▶ Your instructions
Count each line below that has "Communication" anywhere in it. Answer with the total alone.

Collected data entries
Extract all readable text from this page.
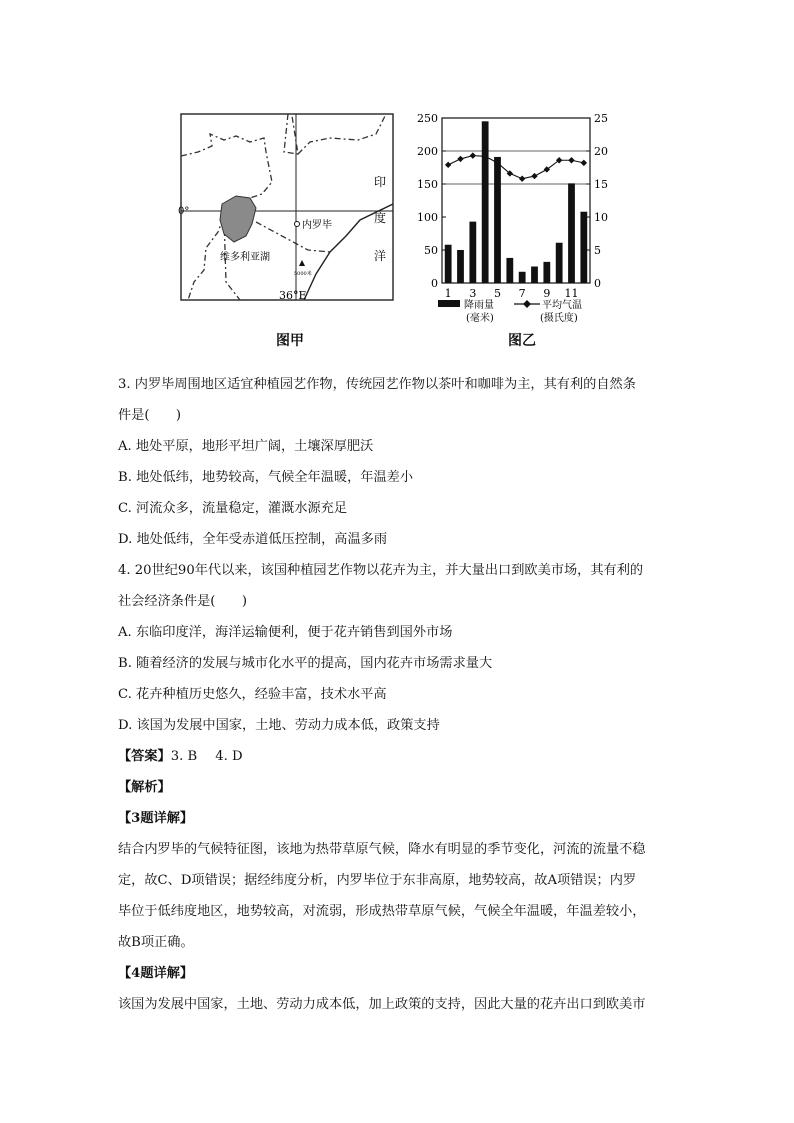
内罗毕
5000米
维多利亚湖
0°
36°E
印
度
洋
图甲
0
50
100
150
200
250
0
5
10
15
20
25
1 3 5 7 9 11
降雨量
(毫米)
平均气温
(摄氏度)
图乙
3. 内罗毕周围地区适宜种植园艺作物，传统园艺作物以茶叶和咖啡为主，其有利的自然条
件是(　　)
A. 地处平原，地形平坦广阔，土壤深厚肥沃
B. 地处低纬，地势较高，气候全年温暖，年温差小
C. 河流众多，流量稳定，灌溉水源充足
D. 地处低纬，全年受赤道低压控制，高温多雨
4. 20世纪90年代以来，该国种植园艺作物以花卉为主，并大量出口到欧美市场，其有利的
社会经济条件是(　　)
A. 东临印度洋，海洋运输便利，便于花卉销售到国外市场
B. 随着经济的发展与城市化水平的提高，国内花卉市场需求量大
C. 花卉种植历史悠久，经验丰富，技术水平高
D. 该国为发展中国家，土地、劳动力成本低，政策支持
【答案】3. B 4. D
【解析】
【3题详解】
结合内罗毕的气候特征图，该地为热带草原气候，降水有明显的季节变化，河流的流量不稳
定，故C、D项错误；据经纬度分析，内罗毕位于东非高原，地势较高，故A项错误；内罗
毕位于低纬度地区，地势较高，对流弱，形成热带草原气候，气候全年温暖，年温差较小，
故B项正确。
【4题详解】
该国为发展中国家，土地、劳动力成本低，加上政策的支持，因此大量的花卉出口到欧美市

...

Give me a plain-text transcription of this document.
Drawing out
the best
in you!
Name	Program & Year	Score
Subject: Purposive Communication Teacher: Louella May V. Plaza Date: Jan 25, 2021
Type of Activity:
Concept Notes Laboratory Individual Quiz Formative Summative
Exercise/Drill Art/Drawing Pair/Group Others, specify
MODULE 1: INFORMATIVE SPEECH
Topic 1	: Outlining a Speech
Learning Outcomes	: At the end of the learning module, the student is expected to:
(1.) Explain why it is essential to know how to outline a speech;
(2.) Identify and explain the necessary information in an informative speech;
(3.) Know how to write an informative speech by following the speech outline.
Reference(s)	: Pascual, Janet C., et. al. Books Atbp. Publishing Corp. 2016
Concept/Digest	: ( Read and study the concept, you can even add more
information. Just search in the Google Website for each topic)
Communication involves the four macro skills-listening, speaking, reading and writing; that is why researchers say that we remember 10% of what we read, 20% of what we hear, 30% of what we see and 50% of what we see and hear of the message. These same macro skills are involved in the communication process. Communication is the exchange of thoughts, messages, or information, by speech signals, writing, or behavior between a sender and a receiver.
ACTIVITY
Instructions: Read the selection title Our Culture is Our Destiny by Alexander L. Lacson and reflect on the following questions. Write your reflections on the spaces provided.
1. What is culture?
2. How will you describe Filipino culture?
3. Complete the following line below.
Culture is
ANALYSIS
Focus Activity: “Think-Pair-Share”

--

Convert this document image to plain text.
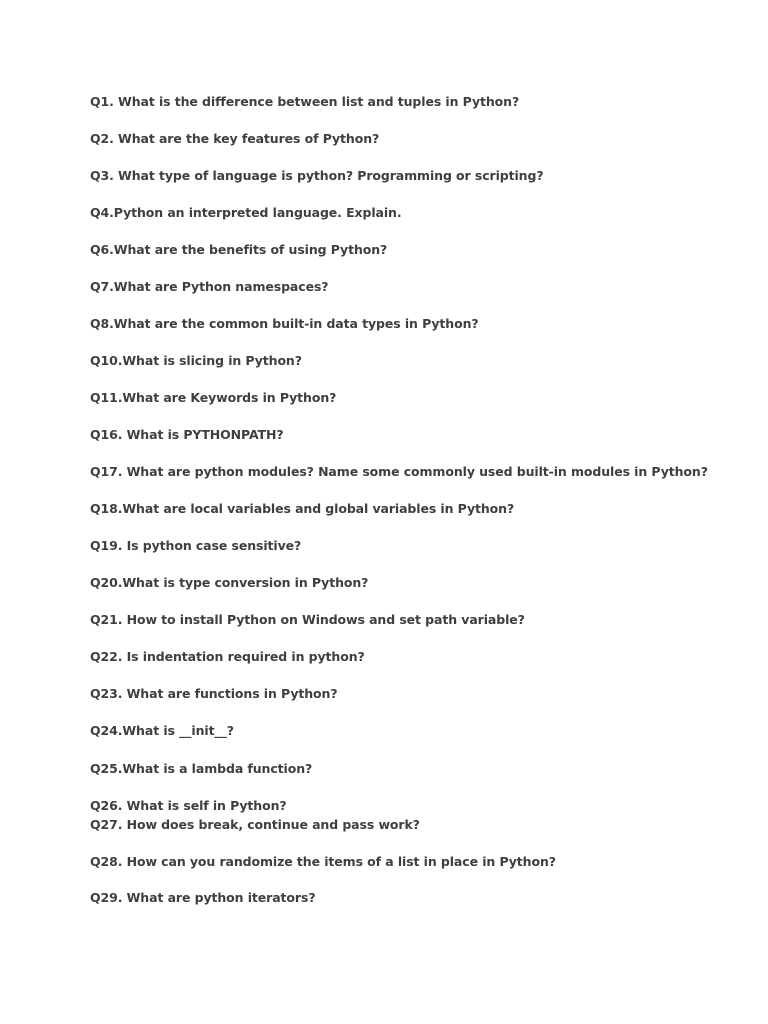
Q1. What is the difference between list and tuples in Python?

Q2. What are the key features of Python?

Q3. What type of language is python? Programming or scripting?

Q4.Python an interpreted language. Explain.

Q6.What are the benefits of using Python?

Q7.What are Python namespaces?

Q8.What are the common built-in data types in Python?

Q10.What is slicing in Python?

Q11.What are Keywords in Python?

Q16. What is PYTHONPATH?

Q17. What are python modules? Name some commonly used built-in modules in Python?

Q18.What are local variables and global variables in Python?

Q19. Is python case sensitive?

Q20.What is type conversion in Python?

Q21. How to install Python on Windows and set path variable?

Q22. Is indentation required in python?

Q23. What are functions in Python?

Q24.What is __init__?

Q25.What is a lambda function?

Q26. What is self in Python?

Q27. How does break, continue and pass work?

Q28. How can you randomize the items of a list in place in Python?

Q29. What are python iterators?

▶ Result of this exercise
2